▶ **Objective**
Copy out lines with the word "характеристики" from the material that follows.

▶ **Supplied material**

──────────

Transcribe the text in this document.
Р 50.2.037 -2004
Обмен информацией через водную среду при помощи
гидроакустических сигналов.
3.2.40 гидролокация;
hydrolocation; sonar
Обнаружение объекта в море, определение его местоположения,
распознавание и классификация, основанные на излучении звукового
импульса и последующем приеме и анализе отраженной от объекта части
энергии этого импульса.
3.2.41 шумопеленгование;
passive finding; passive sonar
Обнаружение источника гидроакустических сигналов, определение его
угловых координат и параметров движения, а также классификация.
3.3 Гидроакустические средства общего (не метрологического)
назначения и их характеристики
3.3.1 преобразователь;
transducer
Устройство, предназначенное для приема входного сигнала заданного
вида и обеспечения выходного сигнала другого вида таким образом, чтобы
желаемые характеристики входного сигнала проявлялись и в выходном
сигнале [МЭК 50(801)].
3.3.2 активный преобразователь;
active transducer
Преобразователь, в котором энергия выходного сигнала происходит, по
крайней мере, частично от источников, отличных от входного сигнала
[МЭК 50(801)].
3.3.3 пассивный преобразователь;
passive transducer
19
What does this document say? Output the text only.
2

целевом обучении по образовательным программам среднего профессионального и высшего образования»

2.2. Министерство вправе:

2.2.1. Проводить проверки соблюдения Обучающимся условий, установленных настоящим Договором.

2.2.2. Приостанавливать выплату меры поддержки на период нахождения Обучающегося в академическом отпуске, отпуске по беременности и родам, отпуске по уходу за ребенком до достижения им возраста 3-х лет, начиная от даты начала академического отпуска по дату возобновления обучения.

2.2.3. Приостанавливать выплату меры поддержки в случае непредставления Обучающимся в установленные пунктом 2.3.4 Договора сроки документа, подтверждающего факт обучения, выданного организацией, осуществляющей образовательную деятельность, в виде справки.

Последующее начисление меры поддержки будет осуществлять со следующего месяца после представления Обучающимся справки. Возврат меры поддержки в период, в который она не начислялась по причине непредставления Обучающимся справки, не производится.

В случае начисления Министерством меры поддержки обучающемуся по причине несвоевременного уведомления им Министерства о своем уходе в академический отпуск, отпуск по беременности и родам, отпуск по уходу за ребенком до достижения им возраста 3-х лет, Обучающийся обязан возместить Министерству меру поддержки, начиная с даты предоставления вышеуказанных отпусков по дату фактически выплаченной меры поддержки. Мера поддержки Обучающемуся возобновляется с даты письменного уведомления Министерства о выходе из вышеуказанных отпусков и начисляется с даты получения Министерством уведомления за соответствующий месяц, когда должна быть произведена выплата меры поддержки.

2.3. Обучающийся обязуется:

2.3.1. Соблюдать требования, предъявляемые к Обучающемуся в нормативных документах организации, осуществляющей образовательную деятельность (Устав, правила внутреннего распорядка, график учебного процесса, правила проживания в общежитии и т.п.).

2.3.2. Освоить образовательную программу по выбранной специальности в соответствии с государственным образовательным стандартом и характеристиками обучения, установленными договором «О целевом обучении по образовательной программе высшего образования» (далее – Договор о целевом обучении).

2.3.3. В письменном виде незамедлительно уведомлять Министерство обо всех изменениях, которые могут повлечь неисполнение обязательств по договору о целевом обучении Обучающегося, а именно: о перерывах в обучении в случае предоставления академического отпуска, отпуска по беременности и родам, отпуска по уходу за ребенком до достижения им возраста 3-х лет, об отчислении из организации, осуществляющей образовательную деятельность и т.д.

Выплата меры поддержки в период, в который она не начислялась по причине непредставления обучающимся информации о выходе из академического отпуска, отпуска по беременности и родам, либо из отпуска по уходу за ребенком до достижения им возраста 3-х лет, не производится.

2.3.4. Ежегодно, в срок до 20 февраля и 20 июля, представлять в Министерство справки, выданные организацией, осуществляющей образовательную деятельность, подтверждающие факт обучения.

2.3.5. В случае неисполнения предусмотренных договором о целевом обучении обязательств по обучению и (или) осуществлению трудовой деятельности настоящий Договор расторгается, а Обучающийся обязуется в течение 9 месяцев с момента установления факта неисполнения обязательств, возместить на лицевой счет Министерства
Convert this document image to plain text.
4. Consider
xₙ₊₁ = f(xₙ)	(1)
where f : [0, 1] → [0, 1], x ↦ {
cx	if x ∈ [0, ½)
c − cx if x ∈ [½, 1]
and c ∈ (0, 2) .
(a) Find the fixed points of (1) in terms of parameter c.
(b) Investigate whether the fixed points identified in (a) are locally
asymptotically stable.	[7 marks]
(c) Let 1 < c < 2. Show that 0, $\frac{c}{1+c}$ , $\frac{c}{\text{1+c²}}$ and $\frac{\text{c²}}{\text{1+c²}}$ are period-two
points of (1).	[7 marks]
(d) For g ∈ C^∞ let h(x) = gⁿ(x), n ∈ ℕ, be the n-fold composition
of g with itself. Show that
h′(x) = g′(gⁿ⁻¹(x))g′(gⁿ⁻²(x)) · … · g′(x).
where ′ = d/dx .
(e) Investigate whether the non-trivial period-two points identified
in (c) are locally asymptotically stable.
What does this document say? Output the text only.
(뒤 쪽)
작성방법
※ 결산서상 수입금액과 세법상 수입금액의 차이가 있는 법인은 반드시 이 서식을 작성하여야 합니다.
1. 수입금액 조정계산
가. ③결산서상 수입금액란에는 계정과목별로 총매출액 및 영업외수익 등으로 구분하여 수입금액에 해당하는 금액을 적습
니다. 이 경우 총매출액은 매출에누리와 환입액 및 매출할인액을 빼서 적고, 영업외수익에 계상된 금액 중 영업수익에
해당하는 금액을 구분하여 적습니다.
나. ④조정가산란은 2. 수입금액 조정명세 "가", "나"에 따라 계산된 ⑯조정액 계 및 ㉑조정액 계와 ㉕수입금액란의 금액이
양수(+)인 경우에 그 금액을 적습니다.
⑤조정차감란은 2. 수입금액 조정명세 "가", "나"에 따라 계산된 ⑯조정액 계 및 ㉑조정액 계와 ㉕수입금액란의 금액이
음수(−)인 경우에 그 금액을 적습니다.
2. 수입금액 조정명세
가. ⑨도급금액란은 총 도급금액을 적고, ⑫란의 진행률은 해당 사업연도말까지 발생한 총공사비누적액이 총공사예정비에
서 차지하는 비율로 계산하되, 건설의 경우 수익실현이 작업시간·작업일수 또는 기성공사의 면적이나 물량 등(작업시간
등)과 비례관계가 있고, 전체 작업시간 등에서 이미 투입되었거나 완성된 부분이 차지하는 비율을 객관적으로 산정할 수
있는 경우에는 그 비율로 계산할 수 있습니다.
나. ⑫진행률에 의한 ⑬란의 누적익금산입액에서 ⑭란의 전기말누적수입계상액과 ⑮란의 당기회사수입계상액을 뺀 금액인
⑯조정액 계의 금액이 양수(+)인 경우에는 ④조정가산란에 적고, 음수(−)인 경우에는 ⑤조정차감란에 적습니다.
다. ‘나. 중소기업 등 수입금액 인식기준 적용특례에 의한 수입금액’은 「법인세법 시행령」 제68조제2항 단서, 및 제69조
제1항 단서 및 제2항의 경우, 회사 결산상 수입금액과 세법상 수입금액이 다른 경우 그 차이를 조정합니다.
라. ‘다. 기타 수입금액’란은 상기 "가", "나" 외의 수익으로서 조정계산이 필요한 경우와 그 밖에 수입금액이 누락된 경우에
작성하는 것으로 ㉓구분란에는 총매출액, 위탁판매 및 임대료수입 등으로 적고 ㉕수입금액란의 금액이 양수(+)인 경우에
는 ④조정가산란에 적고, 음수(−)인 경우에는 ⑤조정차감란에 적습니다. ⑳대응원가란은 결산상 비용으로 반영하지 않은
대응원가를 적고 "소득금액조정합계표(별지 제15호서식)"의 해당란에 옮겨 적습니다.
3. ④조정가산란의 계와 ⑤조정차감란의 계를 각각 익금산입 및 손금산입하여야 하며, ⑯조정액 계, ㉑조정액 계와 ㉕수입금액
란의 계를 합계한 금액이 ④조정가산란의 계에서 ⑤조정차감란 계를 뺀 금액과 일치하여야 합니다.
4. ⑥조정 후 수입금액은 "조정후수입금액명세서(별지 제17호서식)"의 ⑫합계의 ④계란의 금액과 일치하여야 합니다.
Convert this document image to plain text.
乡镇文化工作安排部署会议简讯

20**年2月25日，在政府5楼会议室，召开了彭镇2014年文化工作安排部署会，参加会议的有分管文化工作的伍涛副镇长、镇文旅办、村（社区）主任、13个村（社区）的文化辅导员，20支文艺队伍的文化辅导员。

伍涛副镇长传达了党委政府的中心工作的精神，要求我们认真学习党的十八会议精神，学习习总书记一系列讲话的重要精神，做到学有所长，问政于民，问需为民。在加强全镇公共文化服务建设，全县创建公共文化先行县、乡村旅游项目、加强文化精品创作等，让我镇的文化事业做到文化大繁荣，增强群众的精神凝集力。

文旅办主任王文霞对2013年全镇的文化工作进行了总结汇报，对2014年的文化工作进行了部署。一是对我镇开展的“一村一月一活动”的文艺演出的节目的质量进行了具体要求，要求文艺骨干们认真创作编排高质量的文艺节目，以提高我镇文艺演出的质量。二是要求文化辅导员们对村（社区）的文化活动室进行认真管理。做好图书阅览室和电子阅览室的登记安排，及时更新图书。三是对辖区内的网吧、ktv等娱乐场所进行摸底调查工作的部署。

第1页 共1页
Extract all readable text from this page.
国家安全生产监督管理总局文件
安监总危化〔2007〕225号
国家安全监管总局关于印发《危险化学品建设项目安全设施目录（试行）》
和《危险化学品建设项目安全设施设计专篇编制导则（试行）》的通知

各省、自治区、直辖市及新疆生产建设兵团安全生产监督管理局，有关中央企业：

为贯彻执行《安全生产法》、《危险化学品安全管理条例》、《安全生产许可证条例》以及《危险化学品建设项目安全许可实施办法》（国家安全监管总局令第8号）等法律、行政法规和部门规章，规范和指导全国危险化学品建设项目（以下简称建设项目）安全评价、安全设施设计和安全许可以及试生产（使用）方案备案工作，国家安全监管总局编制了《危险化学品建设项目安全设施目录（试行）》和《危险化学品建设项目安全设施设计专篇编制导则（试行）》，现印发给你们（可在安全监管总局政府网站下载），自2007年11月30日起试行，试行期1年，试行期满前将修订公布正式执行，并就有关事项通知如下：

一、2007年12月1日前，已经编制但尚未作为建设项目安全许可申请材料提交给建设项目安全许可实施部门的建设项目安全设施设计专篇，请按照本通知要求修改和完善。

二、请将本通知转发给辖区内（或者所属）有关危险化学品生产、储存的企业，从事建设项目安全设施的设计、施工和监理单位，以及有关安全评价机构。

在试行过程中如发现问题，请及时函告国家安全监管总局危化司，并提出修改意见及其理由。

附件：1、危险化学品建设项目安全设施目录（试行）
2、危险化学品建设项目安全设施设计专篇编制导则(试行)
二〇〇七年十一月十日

──────────

▶ **Correct response**
назначения и их характеристики
желаемые характеристики входного сигнала проявлялись и в выходном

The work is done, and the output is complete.